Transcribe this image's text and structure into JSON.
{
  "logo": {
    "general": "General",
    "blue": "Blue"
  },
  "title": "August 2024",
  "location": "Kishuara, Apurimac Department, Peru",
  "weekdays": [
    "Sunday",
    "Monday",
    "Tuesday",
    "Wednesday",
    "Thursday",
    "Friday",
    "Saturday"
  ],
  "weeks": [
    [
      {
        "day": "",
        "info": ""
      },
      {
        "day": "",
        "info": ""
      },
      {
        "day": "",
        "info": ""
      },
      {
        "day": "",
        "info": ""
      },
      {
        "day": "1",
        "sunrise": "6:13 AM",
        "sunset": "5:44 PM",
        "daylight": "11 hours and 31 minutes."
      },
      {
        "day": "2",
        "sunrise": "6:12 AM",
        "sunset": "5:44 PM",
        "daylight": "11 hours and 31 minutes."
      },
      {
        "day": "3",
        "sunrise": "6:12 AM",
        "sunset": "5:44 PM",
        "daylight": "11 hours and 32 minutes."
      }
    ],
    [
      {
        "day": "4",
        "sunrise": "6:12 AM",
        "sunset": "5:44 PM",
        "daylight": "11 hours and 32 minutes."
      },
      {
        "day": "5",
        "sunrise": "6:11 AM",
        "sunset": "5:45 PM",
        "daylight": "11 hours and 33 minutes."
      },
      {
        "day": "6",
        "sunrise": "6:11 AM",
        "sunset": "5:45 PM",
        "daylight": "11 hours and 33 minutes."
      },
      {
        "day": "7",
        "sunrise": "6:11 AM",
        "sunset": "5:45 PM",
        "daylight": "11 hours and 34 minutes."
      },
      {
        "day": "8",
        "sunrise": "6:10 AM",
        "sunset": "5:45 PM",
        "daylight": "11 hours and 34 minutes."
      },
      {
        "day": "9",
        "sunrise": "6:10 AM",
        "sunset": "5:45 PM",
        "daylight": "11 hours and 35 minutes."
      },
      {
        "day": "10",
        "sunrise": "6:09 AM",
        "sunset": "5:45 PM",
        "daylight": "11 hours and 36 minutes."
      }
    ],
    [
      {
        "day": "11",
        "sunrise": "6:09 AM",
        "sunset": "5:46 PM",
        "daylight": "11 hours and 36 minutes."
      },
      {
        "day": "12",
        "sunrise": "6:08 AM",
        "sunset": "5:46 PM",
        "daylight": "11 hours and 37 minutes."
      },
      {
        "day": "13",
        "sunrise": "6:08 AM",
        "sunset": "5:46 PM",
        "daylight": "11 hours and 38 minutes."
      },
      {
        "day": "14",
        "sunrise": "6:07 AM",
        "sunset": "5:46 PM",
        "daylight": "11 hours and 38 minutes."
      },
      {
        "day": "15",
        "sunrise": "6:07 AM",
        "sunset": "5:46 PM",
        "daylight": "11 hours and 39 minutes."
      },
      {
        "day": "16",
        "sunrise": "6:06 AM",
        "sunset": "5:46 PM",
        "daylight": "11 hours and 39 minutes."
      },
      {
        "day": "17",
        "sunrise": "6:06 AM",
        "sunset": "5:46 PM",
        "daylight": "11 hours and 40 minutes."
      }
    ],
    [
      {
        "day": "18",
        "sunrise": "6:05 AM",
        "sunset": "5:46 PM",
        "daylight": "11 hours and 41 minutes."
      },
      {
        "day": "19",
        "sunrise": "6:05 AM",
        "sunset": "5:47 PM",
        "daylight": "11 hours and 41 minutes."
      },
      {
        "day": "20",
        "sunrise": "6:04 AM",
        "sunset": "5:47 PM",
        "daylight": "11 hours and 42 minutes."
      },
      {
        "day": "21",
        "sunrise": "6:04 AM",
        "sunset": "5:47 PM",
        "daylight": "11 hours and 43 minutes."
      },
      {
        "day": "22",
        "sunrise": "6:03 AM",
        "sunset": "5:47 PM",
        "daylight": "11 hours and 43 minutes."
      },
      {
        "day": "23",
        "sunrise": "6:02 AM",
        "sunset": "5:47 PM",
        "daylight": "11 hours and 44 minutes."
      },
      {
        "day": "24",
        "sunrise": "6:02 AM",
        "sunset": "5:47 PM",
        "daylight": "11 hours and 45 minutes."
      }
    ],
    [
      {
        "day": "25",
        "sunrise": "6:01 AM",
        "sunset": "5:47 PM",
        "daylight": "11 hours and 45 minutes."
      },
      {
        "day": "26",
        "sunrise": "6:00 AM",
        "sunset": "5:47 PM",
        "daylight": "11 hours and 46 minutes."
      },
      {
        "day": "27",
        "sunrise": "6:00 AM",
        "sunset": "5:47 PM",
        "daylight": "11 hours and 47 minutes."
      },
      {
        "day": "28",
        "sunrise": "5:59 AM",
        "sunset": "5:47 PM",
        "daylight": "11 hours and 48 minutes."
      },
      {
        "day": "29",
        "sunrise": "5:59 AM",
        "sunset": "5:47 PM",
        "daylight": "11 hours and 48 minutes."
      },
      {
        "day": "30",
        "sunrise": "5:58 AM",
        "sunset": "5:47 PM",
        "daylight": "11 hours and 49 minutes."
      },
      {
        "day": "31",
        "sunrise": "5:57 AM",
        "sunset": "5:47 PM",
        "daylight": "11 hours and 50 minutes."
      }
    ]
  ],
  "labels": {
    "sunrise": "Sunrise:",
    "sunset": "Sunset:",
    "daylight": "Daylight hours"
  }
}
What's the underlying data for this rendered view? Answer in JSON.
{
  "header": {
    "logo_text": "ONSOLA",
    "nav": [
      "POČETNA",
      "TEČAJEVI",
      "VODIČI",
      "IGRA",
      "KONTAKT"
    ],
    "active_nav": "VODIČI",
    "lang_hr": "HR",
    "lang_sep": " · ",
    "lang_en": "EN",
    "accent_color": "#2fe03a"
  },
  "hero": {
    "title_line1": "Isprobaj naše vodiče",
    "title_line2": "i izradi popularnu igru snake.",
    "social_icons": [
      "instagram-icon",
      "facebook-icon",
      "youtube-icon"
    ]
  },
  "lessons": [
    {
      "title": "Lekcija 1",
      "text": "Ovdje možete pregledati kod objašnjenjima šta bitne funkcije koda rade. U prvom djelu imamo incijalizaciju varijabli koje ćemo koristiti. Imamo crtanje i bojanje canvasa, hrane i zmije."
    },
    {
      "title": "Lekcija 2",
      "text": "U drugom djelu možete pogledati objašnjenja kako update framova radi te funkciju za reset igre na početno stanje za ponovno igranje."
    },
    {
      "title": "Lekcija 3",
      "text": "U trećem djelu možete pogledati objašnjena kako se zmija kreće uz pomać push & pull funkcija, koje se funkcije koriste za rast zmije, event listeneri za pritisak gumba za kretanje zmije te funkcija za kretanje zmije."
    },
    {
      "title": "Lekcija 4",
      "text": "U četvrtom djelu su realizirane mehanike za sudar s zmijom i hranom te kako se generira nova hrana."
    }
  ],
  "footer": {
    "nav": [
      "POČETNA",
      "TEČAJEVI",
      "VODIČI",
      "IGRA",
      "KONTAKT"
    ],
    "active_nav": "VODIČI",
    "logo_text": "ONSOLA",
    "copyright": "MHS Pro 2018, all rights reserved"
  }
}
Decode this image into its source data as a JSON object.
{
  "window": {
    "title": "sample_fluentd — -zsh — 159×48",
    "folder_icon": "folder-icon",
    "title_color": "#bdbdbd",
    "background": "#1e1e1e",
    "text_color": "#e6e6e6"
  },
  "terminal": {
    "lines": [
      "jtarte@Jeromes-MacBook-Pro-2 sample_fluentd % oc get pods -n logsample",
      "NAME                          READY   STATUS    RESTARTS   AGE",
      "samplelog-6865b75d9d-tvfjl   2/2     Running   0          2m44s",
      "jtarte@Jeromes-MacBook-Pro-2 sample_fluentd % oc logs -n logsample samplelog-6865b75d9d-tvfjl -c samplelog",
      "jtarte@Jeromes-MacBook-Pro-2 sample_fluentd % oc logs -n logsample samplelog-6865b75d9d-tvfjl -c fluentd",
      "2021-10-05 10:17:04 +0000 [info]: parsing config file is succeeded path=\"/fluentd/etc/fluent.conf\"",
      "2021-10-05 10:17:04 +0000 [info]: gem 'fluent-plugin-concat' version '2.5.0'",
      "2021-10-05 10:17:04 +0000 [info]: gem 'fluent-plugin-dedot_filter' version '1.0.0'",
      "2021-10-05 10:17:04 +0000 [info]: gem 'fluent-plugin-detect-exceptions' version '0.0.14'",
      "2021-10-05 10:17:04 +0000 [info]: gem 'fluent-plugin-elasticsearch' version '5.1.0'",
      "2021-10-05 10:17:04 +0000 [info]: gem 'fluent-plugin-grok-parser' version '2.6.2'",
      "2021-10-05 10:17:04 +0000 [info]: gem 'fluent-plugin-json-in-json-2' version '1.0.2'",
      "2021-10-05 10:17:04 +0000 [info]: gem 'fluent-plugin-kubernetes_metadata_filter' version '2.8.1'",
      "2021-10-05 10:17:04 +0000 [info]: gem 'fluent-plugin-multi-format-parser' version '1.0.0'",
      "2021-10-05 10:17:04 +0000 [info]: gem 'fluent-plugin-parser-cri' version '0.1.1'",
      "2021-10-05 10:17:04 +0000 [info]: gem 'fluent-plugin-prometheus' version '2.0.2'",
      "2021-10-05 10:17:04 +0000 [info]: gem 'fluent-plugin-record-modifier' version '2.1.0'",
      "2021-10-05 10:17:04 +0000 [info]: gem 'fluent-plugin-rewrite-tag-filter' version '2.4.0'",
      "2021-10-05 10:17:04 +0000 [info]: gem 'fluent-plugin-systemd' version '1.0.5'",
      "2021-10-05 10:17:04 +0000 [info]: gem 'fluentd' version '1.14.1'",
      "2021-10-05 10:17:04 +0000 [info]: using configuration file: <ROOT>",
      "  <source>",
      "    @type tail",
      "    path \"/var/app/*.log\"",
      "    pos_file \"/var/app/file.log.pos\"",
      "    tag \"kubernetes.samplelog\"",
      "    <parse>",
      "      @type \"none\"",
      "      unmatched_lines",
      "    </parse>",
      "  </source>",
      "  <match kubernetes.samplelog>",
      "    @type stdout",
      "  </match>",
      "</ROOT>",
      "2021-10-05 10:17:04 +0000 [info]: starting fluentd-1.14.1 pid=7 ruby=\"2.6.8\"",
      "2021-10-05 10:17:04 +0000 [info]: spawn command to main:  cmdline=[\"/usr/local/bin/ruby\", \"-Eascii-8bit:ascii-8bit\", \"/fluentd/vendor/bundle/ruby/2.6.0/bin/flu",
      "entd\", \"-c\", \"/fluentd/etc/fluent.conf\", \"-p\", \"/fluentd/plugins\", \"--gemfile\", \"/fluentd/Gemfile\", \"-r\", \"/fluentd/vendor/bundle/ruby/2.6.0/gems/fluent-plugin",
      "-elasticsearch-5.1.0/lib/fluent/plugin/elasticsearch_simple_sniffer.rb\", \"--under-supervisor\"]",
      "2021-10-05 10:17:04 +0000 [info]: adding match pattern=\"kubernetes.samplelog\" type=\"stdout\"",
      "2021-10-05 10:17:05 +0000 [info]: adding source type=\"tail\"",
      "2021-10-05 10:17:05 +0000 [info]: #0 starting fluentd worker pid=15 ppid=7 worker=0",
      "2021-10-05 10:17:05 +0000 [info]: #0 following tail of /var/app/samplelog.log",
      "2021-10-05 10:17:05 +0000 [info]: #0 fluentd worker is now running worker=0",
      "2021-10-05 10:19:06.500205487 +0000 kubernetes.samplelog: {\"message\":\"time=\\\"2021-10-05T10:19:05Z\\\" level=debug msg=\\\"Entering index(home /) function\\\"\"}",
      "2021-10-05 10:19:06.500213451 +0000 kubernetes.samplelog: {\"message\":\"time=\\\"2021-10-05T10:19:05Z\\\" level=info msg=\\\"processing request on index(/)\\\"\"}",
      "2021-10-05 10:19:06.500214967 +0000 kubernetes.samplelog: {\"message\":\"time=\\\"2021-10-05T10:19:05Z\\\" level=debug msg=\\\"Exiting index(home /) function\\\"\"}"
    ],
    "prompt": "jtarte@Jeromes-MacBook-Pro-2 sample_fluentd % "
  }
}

• [AIM OF THE TASK]:
Give only the count of lines in this material that contain the string "Lekcija".

• [OUTPUT BELOW]:
4